Task to complete: Copy all lines holding the word "ähnliche" from the entries.

☆ ☆ ☆

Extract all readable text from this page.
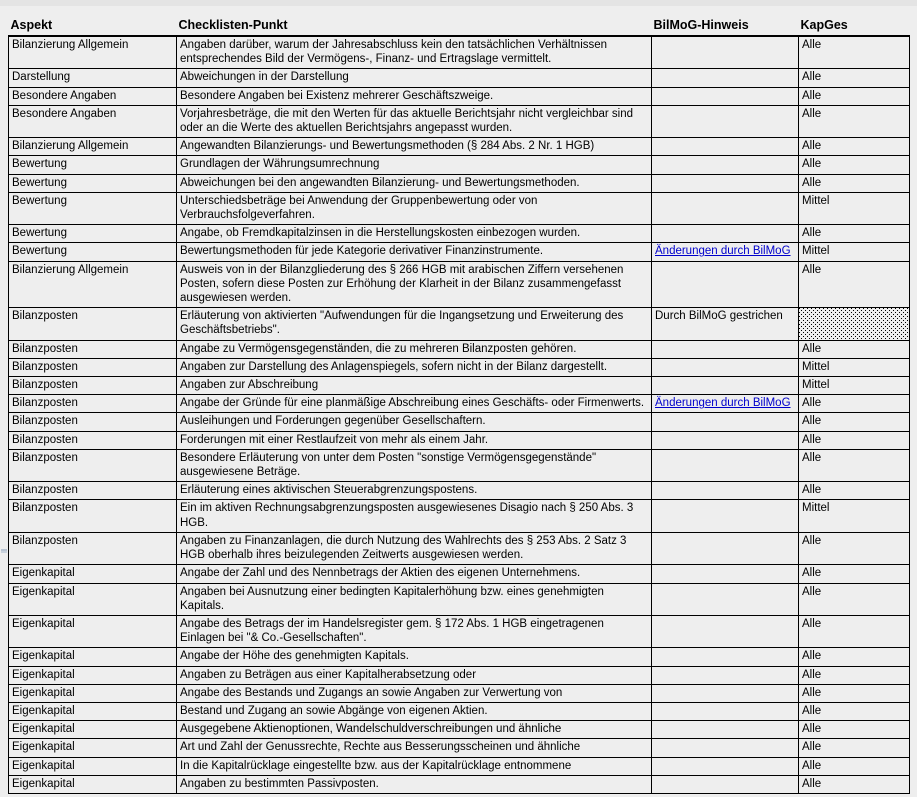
Aspekt	Checklisten-Punkt	BilMoG-Hinweis	KapGes
Bilanzierung Allgemein	Angaben darüber, warum der Jahresabschluss kein den tatsächlichen Verhältnissen entsprechendes Bild der Vermögens-, Finanz- und Ertragslage vermittelt.		Alle
Darstellung	Abweichungen in der Darstellung		Alle
Besondere Angaben	Besondere Angaben bei Existenz mehrerer Geschäftszweige.		Alle
Besondere Angaben	Vorjahresbeträge, die mit den Werten für das aktuelle Berichtsjahr nicht vergleichbar sind oder an die Werte des aktuellen Berichtsjahrs angepasst wurden.		Alle
Bilanzierung Allgemein	Angewandten Bilanzierungs- und Bewertungsmethoden (§ 284 Abs. 2 Nr. 1 HGB)		Alle
Bewertung	Grundlagen der Währungsumrechnung		Alle
Bewertung	Abweichungen bei den angewandten Bilanzierung- und Bewertungsmethoden.		Alle
Bewertung	Unterschiedsbeträge bei Anwendung der Gruppenbewertung oder von Verbrauchsfolgeverfahren.		Mittel
Bewertung	Angabe, ob Fremdkapitalzinsen in die Herstellungskosten einbezogen wurden.		Alle
Bewertung	Bewertungsmethoden für jede Kategorie derivativer Finanzinstrumente.	Änderungen durch BilMoG	Mittel
Bilanzierung Allgemein	Ausweis von in der Bilanzgliederung des § 266 HGB mit arabischen Ziffern versehenen Posten, sofern diese Posten zur Erhöhung der Klarheit in der Bilanz zusammengefasst ausgewiesen werden.		Alle
Bilanzposten	Erläuterung von aktivierten "Aufwendungen für die Ingangsetzung und Erweiterung des Geschäftsbetriebs".	Durch BilMoG gestrichen	
Bilanzposten	Angabe zu Vermögensgegenständen, die zu mehreren Bilanzposten gehören.		Alle
Bilanzposten	Angaben zur Darstellung des Anlagenspiegels, sofern nicht in der Bilanz dargestellt.		Mittel
Bilanzposten	Angaben zur Abschreibung		Mittel
Bilanzposten	Angabe der Gründe für eine planmäßige Abschreibung eines Geschäfts- oder Firmenwerts.	Änderungen durch BilMoG	Alle
Bilanzposten	Ausleihungen und Forderungen gegenüber Gesellschaftern.		Alle
Bilanzposten	Forderungen mit einer Restlaufzeit von mehr als einem Jahr.		Alle
Bilanzposten	Besondere Erläuterung von unter dem Posten "sonstige Vermögensgegenstände" ausgewiesene Beträge.		Alle
Bilanzposten	Erläuterung eines aktivischen Steuerabgrenzungspostens.		Alle
Bilanzposten	Ein im aktiven Rechnungsabgrenzungsposten ausgewiesenes Disagio nach § 250 Abs. 3 HGB.		Mittel
Bilanzposten	Angaben zu Finanzanlagen, die durch Nutzung des Wahlrechts des § 253 Abs. 2 Satz 3 HGB oberhalb ihres beizulegenden Zeitwerts ausgewiesen werden.		Alle
Eigenkapital	Angabe der Zahl und des Nennbetrags der Aktien des eigenen Unternehmens.		Alle
Eigenkapital	Angaben bei Ausnutzung einer bedingten Kapitalerhöhung bzw. eines genehmigten Kapitals.		Alle
Eigenkapital	Angabe des Betrags der im Handelsregister gem. § 172 Abs. 1 HGB eingetragenen Einlagen bei "& Co.-Gesellschaften".		Alle
Eigenkapital	Angabe der Höhe des genehmigten Kapitals.		Alle
Eigenkapital	Angaben zu Beträgen aus einer Kapitalherabsetzung oder		Alle
Eigenkapital	Angabe des Bestands und Zugangs an sowie Angaben zur Verwertung von		Alle
Eigenkapital	Bestand und Zugang an sowie Abgänge von eigenen Aktien.		Alle
Eigenkapital	Ausgegebene Aktienoptionen, Wandelschuldverschreibungen und ähnliche		Alle
Eigenkapital	Art und Zahl der Genussrechte, Rechte aus Besserungsscheinen und ähnliche		Alle
Eigenkapital	In die Kapitalrücklage eingestellte bzw. aus der Kapitalrücklage entnommene		Alle
Eigenkapital	Angaben zu bestimmten Passivposten.		Alle
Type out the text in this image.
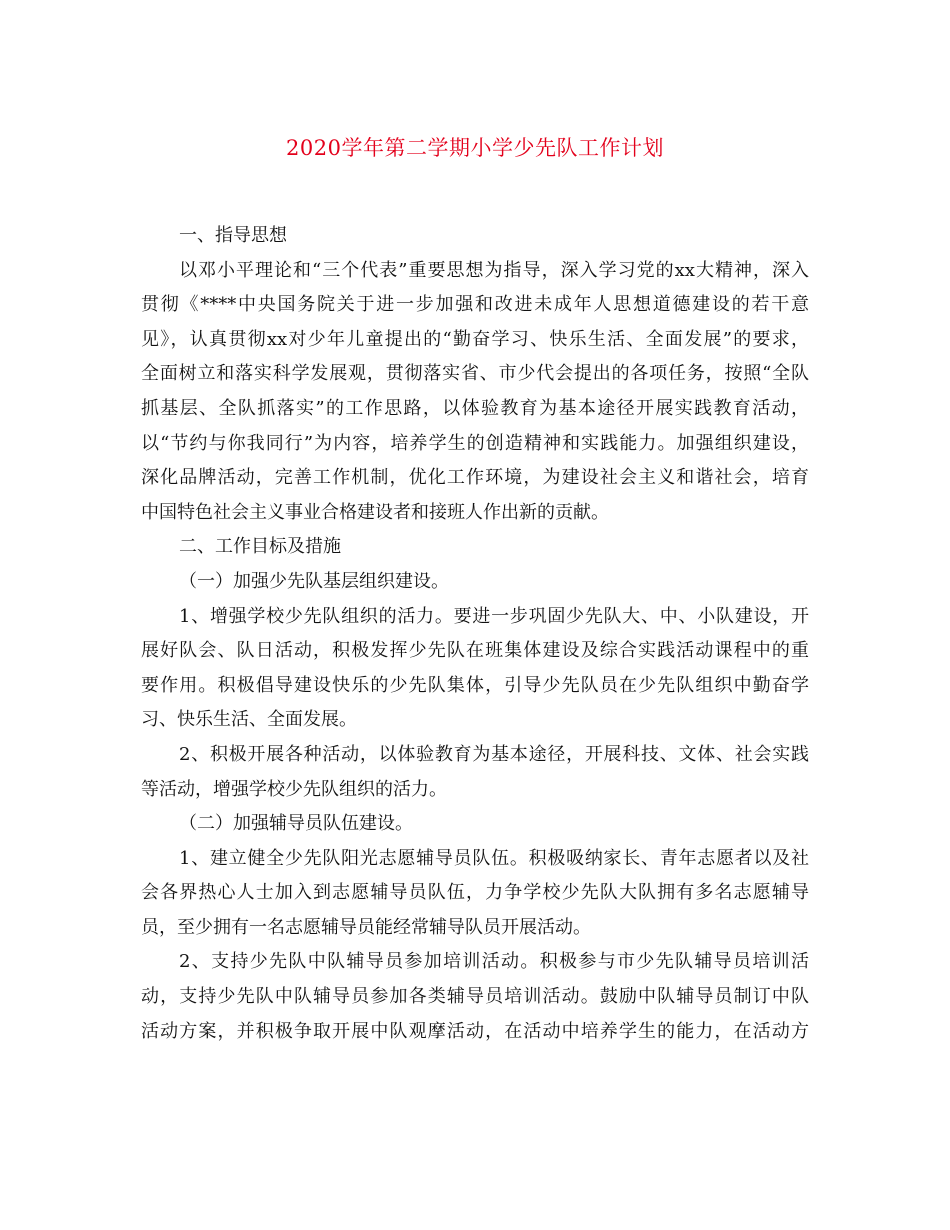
2020学年第二学期小学少先队工作计划
一、指导思想
以邓小平理论和“三个代表”重要思想为指导，深入学习党的xx大精神，深入
贯彻《****中央国务院关于进一步加强和改进未成年人思想道德建设的若干意
见》，认真贯彻xx对少年儿童提出的“勤奋学习、快乐生活、全面发展”的要求，
全面树立和落实科学发展观，贯彻落实省、市少代会提出的各项任务，按照“全队
抓基层、全队抓落实”的工作思路，以体验教育为基本途径开展实践教育活动，
以“节约与你我同行”为内容，培养学生的创造精神和实践能力。加强组织建设，
深化品牌活动，完善工作机制，优化工作环境，为建设社会主义和谐社会，培育
中国特色社会主义事业合格建设者和接班人作出新的贡献。
二、工作目标及措施
（一）加强少先队基层组织建设。
1、增强学校少先队组织的活力。要进一步巩固少先队大、中、小队建设，开
展好队会、队日活动，积极发挥少先队在班集体建设及综合实践活动课程中的重
要作用。积极倡导建设快乐的少先队集体，引导少先队员在少先队组织中勤奋学
习、快乐生活、全面发展。
2、积极开展各种活动，以体验教育为基本途径，开展科技、文体、社会实践
等活动，增强学校少先队组织的活力。
（二）加强辅导员队伍建设。
1、建立健全少先队阳光志愿辅导员队伍。积极吸纳家长、青年志愿者以及社
会各界热心人士加入到志愿辅导员队伍，力争学校少先队大队拥有多名志愿辅导
员，至少拥有一名志愿辅导员能经常辅导队员开展活动。
2、支持少先队中队辅导员参加培训活动。积极参与市少先队辅导员培训活
动，支持少先队中队辅导员参加各类辅导员培训活动。鼓励中队辅导员制订中队
活动方案，并积极争取开展中队观摩活动，在活动中培养学生的能力，在活动方
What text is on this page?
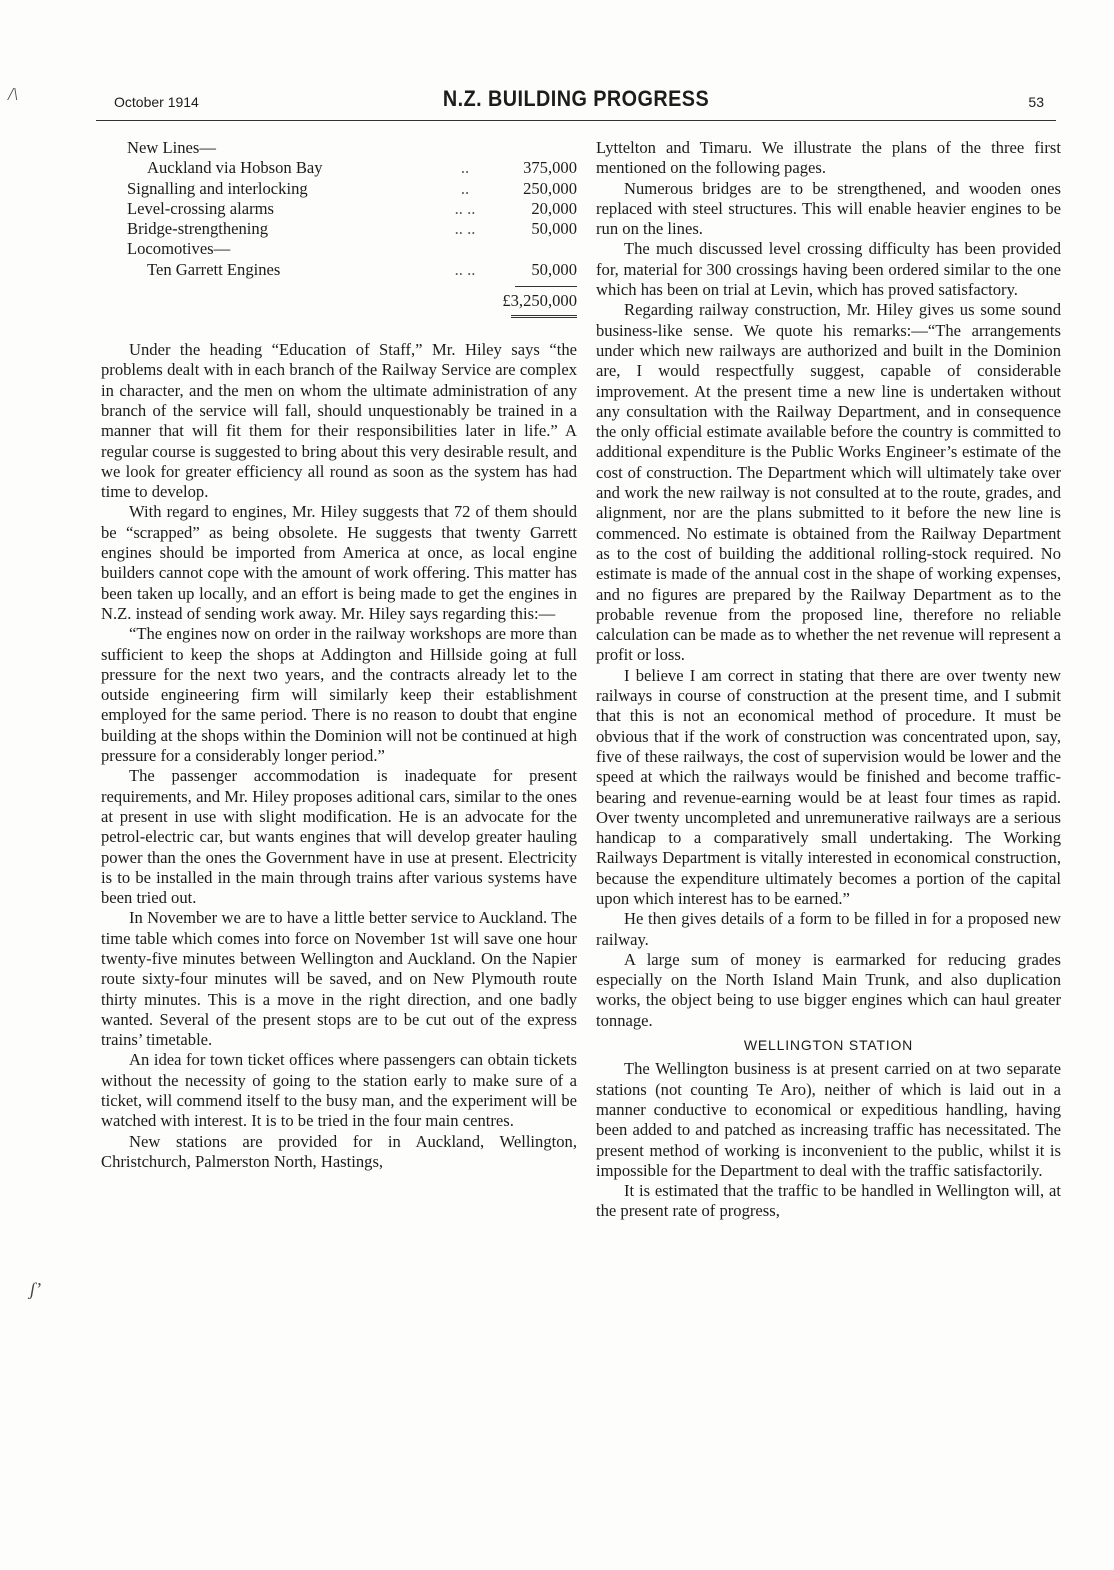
/\
ʃʼ
October 1914	N.Z. BUILDING PROGRESS	53
New Lines—
Auckland via Hobson Bay	..	375,000
Signalling and interlocking	..	250,000
Level-crossing alarms	.. ..	20,000
Bridge-strengthening	.. ..	50,000
Locomotives—
Ten Garrett Engines	.. ..	50,000
£3,250,000

Under the heading “Education of Staff,” Mr. Hiley says “the problems dealt with in each branch of the Railway Service are complex in character, and the men on whom the ultimate administration of any branch of the service will fall, should unquestionably be trained in a manner that will fit them for their responsibilities later in life.” A regular course is suggested to bring about this very desirable result, and we look for greater efficiency all round as soon as the system has had time to develop.

With regard to engines, Mr. Hiley suggests that 72 of them should be “scrapped” as being obsolete. He suggests that twenty Garrett engines should be imported from America at once, as local engine builders cannot cope with the amount of work offering. This matter has been taken up locally, and an effort is being made to get the engines in N.Z. instead of sending work away. Mr. Hiley says regarding this:—

“The engines now on order in the railway workshops are more than sufficient to keep the shops at Addington and Hillside going at full pressure for the next two years, and the contracts already let to the outside engineering firm will similarly keep their establishment employed for the same period. There is no reason to doubt that engine building at the shops within the Dominion will not be continued at high pressure for a considerably longer period.”

The passenger accommodation is inadequate for present requirements, and Mr. Hiley proposes aditional cars, similar to the ones at present in use with slight modification. He is an advocate for the petrol-electric car, but wants engines that will develop greater hauling power than the ones the Government have in use at present. Electricity is to be installed in the main through trains after various systems have been tried out.

In November we are to have a little better service to Auckland. The time table which comes into force on November 1st will save one hour twenty-five minutes between Wellington and Auckland. On the Napier route sixty-four minutes will be saved, and on New Plymouth route thirty minutes. This is a move in the right direction, and one badly wanted. Several of the present stops are to be cut out of the express trains’ timetable.

An idea for town ticket offices where passengers can obtain tickets without the necessity of going to the station early to make sure of a ticket, will commend itself to the busy man, and the experiment will be watched with interest. It is to be tried in the four main centres.

New stations are provided for in Auckland, Wellington, Christchurch, Palmerston North, Hastings,

Lyttelton and Timaru. We illustrate the plans of the three first mentioned on the following pages.

Numerous bridges are to be strengthened, and wooden ones replaced with steel structures. This will enable heavier engines to be run on the lines.

The much discussed level crossing difficulty has been provided for, material for 300 crossings having been ordered similar to the one which has been on trial at Levin, which has proved satisfactory.

Regarding railway construction, Mr. Hiley gives us some sound business-like sense. We quote his remarks:—“The arrangements under which new railways are authorized and built in the Dominion are, I would respectfully suggest, capable of considerable improvement. At the present time a new line is undertaken without any consultation with the Railway Department, and in consequence the only official estimate available before the country is committed to additional expenditure is the Public Works Engineer’s estimate of the cost of construction. The Department which will ultimately take over and work the new railway is not consulted at to the route, grades, and alignment, nor are the plans submitted to it before the new line is commenced. No estimate is obtained from the Railway Department as to the cost of building the additional rolling-stock required. No estimate is made of the annual cost in the shape of working expenses, and no figures are prepared by the Railway Department as to the probable revenue from the proposed line, therefore no reliable calculation can be made as to whether the net revenue will represent a profit or loss.

I believe I am correct in stating that there are over twenty new railways in course of construction at the present time, and I submit that this is not an economical method of procedure. It must be obvious that if the work of construction was concentrated upon, say, five of these railways, the cost of supervision would be lower and the speed at which the railways would be finished and become traffic-bearing and revenue-earning would be at least four times as rapid. Over twenty uncompleted and unremunerative railways are a serious handicap to a comparatively small undertaking. The Working Railways Department is vitally interested in economical construction, because the expenditure ultimately becomes a portion of the capital upon which interest has to be earned.”

He then gives details of a form to be filled in for a proposed new railway.

A large sum of money is earmarked for reducing grades especially on the North Island Main Trunk, and also duplication works, the object being to use bigger engines which can haul greater tonnage.

WELLINGTON STATION

The Wellington business is at present carried on at two separate stations (not counting Te Aro), neither of which is laid out in a manner conductive to economical or expeditious handling, having been added to and patched as increasing traffic has necessitated. The present method of working is inconvenient to the public, whilst it is impossible for the Department to deal with the traffic satisfactorily.

It is estimated that the traffic to be handled in Wellington will, at the present rate of progress,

☆ ☆ ☆

Worked answer:
Eigenkapital	Ausgegebene Aktienoptionen, Wandelschuldverschreibungen und ähnliche		Alle
Eigenkapital	Art und Zahl der Genussrechte, Rechte aus Besserungsscheinen und ähnliche		Alle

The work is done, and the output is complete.